SUPPLIED MATERIAL:

● ● ● ● ● ● ●

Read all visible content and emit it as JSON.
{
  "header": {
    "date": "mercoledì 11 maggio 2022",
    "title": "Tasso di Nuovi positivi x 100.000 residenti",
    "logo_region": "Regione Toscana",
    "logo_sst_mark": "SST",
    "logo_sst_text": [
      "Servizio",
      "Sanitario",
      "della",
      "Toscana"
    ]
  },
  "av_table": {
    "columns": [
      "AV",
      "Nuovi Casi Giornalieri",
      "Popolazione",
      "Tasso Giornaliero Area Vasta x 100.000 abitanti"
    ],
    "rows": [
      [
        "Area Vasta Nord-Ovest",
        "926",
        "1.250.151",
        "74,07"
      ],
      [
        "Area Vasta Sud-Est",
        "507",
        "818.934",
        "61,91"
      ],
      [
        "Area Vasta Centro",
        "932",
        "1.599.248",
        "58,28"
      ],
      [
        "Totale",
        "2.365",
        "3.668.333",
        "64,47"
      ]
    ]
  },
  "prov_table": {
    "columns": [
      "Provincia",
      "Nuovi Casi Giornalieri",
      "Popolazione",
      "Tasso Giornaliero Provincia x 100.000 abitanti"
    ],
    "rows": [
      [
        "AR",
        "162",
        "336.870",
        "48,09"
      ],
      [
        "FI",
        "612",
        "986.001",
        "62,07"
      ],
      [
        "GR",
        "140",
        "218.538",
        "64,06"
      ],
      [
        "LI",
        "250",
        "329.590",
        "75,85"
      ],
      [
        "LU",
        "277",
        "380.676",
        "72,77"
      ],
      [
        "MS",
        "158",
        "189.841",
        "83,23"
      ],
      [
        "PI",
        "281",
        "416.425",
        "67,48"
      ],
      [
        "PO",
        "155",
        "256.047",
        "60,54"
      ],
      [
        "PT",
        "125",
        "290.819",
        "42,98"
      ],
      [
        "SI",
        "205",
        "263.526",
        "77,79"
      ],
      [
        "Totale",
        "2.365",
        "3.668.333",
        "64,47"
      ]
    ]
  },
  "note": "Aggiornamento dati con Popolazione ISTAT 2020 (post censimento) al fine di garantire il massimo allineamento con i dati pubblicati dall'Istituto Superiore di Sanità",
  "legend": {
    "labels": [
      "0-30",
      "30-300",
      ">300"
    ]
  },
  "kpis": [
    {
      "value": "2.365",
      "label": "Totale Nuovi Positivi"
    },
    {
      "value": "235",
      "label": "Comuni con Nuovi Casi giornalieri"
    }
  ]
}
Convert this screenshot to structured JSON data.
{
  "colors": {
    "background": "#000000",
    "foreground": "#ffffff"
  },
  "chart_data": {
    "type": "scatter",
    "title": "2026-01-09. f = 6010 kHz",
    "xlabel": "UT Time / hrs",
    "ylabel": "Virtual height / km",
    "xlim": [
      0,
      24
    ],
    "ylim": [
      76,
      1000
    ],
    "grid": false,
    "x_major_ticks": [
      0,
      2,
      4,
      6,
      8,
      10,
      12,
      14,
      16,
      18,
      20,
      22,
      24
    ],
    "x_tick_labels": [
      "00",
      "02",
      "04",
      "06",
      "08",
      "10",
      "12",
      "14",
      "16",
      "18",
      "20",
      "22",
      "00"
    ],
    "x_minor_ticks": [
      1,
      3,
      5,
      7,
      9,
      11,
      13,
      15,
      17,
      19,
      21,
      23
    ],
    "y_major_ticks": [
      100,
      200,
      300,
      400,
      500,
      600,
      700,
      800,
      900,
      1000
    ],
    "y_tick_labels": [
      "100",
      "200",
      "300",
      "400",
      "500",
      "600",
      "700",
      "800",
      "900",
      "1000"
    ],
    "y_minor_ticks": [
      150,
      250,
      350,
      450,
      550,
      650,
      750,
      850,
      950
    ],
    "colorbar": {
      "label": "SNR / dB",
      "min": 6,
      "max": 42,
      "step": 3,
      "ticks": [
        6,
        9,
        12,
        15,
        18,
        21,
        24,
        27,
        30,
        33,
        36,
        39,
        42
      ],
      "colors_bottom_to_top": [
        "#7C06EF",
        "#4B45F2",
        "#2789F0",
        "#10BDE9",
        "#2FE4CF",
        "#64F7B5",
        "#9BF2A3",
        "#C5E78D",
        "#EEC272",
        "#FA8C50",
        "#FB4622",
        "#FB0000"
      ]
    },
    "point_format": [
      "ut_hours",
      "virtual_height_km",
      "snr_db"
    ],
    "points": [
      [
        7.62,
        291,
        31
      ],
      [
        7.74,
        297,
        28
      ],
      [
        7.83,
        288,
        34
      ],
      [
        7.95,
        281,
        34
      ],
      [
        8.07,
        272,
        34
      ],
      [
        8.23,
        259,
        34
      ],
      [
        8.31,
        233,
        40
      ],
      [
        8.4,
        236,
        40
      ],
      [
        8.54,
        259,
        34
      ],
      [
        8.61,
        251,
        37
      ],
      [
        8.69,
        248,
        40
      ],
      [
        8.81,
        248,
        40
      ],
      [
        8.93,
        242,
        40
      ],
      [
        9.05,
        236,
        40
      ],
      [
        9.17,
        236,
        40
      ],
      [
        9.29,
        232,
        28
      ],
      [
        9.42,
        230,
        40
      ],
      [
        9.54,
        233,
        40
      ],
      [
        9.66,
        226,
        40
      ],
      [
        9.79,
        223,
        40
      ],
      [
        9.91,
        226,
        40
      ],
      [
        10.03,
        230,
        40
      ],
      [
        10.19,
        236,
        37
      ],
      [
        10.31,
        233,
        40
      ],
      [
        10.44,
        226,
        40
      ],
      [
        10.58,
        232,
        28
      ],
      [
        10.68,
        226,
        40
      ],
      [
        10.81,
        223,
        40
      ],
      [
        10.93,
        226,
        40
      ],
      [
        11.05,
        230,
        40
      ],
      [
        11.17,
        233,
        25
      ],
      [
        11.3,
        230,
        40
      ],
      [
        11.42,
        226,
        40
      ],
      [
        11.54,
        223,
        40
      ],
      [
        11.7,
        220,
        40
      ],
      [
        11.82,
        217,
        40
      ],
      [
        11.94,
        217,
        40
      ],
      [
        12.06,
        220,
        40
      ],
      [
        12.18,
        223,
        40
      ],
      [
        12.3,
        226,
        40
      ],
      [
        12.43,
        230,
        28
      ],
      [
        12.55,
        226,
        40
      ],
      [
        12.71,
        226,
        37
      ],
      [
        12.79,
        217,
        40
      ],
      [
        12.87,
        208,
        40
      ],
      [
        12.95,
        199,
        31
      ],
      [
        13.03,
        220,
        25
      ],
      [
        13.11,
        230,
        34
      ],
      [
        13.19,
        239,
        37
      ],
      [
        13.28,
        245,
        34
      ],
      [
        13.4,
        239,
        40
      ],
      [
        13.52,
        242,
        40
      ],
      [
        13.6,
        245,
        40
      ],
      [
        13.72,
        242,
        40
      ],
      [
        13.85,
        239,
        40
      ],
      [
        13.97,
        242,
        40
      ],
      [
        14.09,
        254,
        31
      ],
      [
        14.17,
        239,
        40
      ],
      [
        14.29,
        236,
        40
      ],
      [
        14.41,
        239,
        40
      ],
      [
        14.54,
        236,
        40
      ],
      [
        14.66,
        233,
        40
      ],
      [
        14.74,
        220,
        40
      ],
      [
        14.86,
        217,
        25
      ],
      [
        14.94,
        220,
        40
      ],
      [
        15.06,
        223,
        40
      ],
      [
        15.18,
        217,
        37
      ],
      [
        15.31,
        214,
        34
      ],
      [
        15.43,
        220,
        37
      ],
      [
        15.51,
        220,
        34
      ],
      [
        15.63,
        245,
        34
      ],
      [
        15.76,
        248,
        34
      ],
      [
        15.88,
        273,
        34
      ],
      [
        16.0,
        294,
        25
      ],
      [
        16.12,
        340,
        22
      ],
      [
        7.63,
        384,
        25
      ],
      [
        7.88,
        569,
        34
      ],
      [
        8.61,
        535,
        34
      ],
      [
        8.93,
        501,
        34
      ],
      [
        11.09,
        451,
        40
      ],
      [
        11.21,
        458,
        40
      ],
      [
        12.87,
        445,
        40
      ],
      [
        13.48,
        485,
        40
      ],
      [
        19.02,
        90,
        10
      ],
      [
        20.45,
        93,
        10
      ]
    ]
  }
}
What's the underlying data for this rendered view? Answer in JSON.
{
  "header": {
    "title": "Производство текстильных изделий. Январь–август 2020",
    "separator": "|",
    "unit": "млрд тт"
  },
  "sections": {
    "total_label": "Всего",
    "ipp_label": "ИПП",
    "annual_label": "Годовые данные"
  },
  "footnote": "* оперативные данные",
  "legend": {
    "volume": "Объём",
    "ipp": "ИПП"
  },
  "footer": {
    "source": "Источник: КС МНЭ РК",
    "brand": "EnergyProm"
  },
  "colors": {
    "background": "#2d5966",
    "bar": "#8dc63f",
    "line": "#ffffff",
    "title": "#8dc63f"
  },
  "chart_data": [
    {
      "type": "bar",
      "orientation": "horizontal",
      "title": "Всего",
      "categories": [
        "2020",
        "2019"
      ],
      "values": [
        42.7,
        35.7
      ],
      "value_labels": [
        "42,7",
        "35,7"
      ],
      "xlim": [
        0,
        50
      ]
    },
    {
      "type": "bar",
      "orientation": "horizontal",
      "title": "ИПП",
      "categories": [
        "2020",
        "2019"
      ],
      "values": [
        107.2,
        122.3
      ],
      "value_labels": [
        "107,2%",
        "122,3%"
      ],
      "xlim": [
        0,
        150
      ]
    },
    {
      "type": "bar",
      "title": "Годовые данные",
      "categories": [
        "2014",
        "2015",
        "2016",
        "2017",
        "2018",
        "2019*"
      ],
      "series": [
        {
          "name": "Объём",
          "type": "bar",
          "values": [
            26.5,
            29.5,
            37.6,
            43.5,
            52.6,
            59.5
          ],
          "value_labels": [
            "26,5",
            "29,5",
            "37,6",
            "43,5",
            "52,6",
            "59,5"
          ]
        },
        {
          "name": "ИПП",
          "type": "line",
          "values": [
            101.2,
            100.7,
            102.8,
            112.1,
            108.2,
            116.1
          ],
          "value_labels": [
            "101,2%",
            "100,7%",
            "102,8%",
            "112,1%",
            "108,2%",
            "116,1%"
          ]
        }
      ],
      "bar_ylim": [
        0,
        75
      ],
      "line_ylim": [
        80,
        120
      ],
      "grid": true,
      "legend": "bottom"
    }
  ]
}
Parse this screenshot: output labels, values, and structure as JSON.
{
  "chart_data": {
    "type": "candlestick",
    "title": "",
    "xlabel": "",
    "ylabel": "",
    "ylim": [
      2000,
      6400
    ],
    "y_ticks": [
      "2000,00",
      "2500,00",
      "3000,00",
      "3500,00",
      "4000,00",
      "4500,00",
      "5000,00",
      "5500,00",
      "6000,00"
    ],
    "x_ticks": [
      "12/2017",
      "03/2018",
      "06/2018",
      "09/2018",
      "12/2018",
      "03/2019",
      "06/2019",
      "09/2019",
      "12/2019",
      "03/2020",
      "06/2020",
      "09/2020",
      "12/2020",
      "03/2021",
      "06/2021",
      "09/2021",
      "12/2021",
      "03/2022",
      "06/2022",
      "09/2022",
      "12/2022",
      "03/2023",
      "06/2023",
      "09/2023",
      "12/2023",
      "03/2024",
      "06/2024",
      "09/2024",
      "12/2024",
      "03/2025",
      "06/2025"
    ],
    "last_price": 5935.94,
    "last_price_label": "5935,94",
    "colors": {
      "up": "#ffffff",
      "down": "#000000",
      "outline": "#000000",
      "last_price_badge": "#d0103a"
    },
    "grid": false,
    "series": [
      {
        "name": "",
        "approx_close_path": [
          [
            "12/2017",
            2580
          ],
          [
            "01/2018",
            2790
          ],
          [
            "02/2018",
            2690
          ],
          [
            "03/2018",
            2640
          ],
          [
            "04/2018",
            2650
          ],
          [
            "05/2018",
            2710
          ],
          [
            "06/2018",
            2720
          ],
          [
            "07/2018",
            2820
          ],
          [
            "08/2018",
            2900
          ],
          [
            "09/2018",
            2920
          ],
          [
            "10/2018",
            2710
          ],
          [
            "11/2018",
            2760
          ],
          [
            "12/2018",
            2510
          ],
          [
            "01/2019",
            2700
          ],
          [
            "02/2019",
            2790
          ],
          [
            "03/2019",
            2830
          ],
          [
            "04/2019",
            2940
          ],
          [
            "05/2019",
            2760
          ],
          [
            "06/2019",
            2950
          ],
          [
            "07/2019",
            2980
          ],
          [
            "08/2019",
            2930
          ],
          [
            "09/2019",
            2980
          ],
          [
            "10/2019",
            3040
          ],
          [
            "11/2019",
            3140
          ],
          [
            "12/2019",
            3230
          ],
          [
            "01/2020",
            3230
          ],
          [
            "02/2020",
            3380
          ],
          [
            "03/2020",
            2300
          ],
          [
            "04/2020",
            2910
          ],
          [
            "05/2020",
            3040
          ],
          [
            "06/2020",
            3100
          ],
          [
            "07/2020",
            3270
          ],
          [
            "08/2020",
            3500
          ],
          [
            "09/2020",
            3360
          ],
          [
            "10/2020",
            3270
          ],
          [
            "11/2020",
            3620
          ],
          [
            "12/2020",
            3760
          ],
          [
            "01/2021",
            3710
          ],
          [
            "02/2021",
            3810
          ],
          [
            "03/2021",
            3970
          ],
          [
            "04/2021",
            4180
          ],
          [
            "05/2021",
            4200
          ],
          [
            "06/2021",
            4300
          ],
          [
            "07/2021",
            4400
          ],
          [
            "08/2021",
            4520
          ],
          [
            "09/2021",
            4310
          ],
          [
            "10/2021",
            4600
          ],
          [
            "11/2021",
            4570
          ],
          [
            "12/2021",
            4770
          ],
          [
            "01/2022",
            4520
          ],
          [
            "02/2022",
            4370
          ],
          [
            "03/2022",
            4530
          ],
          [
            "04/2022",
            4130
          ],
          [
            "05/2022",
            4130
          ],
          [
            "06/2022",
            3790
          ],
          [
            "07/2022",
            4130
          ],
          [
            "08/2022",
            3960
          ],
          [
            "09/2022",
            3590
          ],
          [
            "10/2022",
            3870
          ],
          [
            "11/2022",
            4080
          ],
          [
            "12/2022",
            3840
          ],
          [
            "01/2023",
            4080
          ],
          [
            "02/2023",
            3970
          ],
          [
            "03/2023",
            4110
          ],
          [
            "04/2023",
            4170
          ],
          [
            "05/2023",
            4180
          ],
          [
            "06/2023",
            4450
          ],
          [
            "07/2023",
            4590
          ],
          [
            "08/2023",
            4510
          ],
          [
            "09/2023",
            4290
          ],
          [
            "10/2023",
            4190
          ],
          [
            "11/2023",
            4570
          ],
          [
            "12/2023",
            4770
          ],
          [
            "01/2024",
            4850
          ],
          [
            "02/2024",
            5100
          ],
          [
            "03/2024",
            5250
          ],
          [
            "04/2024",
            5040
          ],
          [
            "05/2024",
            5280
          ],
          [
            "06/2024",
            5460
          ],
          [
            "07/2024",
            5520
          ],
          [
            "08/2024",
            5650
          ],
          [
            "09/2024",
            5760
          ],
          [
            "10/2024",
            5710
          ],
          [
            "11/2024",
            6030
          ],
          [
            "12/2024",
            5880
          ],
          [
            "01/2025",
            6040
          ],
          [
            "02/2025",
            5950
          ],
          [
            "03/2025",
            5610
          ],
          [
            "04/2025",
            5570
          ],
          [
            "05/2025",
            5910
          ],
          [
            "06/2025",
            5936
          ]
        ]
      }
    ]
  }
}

● ● ● ● ● ● ●

TASK DIRECTIONS: Take each line of the material that contains the word "Tasso" and list it.

EXPECTED OUTPUT:
    "title": "Tasso di Nuovi positivi x 100.000 residenti",
      "Tasso Giornaliero Area Vasta x 100.000 abitanti"
      "Tasso Giornaliero Provincia x 100.000 abitanti"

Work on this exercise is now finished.